▶ Stated task: Copy all records verbatim.

━━ Extracted records

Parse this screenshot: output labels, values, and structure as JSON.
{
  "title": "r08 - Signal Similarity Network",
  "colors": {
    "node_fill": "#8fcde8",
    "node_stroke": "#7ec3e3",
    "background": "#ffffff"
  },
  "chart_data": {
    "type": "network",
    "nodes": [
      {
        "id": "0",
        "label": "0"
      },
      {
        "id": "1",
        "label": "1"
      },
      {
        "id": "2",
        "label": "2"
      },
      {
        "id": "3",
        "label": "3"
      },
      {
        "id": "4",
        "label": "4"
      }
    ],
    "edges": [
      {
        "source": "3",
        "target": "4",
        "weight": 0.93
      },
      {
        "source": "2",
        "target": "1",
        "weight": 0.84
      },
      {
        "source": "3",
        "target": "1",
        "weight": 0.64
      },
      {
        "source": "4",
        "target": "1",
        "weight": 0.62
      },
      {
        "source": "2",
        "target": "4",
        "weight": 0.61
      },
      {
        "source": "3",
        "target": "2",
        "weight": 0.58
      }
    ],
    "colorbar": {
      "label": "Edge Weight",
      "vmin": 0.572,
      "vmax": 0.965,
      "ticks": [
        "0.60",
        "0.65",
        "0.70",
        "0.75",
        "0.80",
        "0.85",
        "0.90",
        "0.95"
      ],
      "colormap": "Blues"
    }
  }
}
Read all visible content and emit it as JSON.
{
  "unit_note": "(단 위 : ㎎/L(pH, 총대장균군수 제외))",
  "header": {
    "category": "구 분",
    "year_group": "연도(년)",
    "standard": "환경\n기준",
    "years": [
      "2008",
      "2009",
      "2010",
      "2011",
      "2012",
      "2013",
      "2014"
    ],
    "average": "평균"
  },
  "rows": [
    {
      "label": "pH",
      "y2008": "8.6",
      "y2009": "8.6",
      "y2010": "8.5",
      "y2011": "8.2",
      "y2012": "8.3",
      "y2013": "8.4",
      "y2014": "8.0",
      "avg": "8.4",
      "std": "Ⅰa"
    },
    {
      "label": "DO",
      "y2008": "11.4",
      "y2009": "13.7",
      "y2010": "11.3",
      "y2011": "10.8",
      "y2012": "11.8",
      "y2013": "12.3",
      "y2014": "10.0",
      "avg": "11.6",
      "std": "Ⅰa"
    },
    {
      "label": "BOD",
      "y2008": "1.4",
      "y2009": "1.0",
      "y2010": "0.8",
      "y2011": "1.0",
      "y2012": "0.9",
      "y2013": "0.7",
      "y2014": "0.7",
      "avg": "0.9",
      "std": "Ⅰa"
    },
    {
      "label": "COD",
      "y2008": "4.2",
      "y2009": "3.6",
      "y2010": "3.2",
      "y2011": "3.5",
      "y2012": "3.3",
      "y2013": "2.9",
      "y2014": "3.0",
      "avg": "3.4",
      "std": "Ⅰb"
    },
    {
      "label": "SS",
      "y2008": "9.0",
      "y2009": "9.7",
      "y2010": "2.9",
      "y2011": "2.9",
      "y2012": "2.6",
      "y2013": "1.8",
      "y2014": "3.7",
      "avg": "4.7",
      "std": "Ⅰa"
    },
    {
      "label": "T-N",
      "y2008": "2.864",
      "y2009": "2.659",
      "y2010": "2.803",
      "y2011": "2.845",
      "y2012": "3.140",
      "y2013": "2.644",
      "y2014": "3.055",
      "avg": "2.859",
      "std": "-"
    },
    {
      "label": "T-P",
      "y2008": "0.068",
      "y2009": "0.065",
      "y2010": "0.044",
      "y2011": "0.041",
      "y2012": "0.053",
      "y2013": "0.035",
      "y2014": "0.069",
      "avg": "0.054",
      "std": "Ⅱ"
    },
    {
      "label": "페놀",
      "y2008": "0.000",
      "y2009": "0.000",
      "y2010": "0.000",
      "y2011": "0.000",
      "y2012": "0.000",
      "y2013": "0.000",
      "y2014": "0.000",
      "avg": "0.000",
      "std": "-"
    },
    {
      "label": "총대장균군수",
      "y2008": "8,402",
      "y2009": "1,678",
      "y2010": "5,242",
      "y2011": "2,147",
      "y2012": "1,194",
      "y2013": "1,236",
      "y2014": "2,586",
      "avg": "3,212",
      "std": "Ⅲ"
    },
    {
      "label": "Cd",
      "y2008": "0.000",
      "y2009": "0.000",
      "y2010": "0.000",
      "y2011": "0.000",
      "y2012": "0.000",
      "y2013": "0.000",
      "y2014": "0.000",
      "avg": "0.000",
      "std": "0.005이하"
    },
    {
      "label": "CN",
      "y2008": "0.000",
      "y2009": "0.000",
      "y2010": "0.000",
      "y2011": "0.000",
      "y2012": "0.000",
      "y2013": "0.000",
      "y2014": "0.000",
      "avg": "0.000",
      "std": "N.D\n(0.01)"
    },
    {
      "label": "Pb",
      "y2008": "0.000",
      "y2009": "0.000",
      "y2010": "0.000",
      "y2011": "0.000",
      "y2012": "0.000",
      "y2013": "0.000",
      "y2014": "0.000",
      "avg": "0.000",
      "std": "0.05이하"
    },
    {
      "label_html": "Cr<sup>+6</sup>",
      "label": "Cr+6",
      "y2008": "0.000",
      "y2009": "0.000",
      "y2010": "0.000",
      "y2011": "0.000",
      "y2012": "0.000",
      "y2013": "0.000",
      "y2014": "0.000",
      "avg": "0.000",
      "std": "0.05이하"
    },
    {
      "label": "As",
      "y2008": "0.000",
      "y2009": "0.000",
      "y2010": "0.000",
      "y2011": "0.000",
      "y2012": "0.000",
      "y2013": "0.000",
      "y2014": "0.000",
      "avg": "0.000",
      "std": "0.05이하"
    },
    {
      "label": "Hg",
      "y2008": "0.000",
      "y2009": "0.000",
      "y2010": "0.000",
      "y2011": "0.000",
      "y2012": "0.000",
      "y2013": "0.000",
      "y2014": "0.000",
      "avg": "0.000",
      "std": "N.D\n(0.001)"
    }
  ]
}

━━━━

▶ Result:
Parse this screenshot: output labels, values, and structure as JSON.
{
  "title": "r08 - Signal Similarity Network",
  "colors": {
    "node_fill": "#8fcde8",
    "node_stroke": "#7ec3e3",
    "background": "#ffffff"
  },
  "chart_data": {
    "type": "network",
    "nodes": [
      {
        "id": "0",
        "label": "0"
      },
      {
        "id": "1",
        "label": "1"
      },
      {
        "id": "2",
        "label": "2"
      },
      {
        "id": "3",
        "label": "3"
      },
      {
        "id": "4",
        "label": "4"
      }
    ],
    "edges": [
      {
        "source": "3",
        "target": "4",
        "weight": 0.93
      },
      {
        "source": "2",
        "target": "1",
        "weight": 0.84
      },
      {
        "source": "3",
        "target": "1",
        "weight": 0.64
      },
      {
        "source": "4",
        "target": "1",
        "weight": 0.62
      },
      {
        "source": "2",
        "target": "4",
        "weight": 0.61
      },
      {
        "source": "3",
        "target": "2",
        "weight": 0.58
      }
    ],
    "colorbar": {
      "label": "Edge Weight",
      "vmin": 0.572,
      "vmax": 0.965,
      "ticks": [
        "0.60",
        "0.65",
        "0.70",
        "0.75",
        "0.80",
        "0.85",
        "0.90",
        "0.95"
      ],
      "colormap": "Blues"
    }
  }
}
Read all visible content and emit it as JSON.
{
  "unit_note": "(단 위 : ㎎/L(pH, 총대장균군수 제외))",
  "header": {
    "category": "구 분",
    "year_group": "연도(년)",
    "standard": "환경\n기준",
    "years": [
      "2008",
      "2009",
      "2010",
      "2011",
      "2012",
      "2013",
      "2014"
    ],
    "average": "평균"
  },
  "rows": [
    {
      "label": "pH",
      "y2008": "8.6",
      "y2009": "8.6",
      "y2010": "8.5",
      "y2011": "8.2",
      "y2012": "8.3",
      "y2013": "8.4",
      "y2014": "8.0",
      "avg": "8.4",
      "std": "Ⅰa"
    },
    {
      "label": "DO",
      "y2008": "11.4",
      "y2009": "13.7",
      "y2010": "11.3",
      "y2011": "10.8",
      "y2012": "11.8",
      "y2013": "12.3",
      "y2014": "10.0",
      "avg": "11.6",
      "std": "Ⅰa"
    },
    {
      "label": "BOD",
      "y2008": "1.4",
      "y2009": "1.0",
      "y2010": "0.8",
      "y2011": "1.0",
      "y2012": "0.9",
      "y2013": "0.7",
      "y2014": "0.7",
      "avg": "0.9",
      "std": "Ⅰa"
    },
    {
      "label": "COD",
      "y2008": "4.2",
      "y2009": "3.6",
      "y2010": "3.2",
      "y2011": "3.5",
      "y2012": "3.3",
      "y2013": "2.9",
      "y2014": "3.0",
      "avg": "3.4",
      "std": "Ⅰb"
    },
    {
      "label": "SS",
      "y2008": "9.0",
      "y2009": "9.7",
      "y2010": "2.9",
      "y2011": "2.9",
      "y2012": "2.6",
      "y2013": "1.8",
      "y2014": "3.7",
      "avg": "4.7",
      "std": "Ⅰa"
    },
    {
      "label": "T-N",
      "y2008": "2.864",
      "y2009": "2.659",
      "y2010": "2.803",
      "y2011": "2.845",
      "y2012": "3.140",
      "y2013": "2.644",
      "y2014": "3.055",
      "avg": "2.859",
      "std": "-"
    },
    {
      "label": "T-P",
      "y2008": "0.068",
      "y2009": "0.065",
      "y2010": "0.044",
      "y2011": "0.041",
      "y2012": "0.053",
      "y2013": "0.035",
      "y2014": "0.069",
      "avg": "0.054",
      "std": "Ⅱ"
    },
    {
      "label": "페놀",
      "y2008": "0.000",
      "y2009": "0.000",
      "y2010": "0.000",
      "y2011": "0.000",
      "y2012": "0.000",
      "y2013": "0.000",
      "y2014": "0.000",
      "avg": "0.000",
      "std": "-"
    },
    {
      "label": "총대장균군수",
      "y2008": "8,402",
      "y2009": "1,678",
      "y2010": "5,242",
      "y2011": "2,147",
      "y2012": "1,194",
      "y2013": "1,236",
      "y2014": "2,586",
      "avg": "3,212",
      "std": "Ⅲ"
    },
    {
      "label": "Cd",
      "y2008": "0.000",
      "y2009": "0.000",
      "y2010": "0.000",
      "y2011": "0.000",
      "y2012": "0.000",
      "y2013": "0.000",
      "y2014": "0.000",
      "avg": "0.000",
      "std": "0.005이하"
    },
    {
      "label": "CN",
      "y2008": "0.000",
      "y2009": "0.000",
      "y2010": "0.000",
      "y2011": "0.000",
      "y2012": "0.000",
      "y2013": "0.000",
      "y2014": "0.000",
      "avg": "0.000",
      "std": "N.D\n(0.01)"
    },
    {
      "label": "Pb",
      "y2008": "0.000",
      "y2009": "0.000",
      "y2010": "0.000",
      "y2011": "0.000",
      "y2012": "0.000",
      "y2013": "0.000",
      "y2014": "0.000",
      "avg": "0.000",
      "std": "0.05이하"
    },
    {
      "label_html": "Cr<sup>+6</sup>",
      "label": "Cr+6",
      "y2008": "0.000",
      "y2009": "0.000",
      "y2010": "0.000",
      "y2011": "0.000",
      "y2012": "0.000",
      "y2013": "0.000",
      "y2014": "0.000",
      "avg": "0.000",
      "std": "0.05이하"
    },
    {
      "label": "As",
      "y2008": "0.000",
      "y2009": "0.000",
      "y2010": "0.000",
      "y2011": "0.000",
      "y2012": "0.000",
      "y2013": "0.000",
      "y2014": "0.000",
      "avg": "0.000",
      "std": "0.05이하"
    },
    {
      "label": "Hg",
      "y2008": "0.000",
      "y2009": "0.000",
      "y2010": "0.000",
      "y2011": "0.000",
      "y2012": "0.000",
      "y2013": "0.000",
      "y2014": "0.000",
      "avg": "0.000",
      "std": "N.D\n(0.001)"
    }
  ]
}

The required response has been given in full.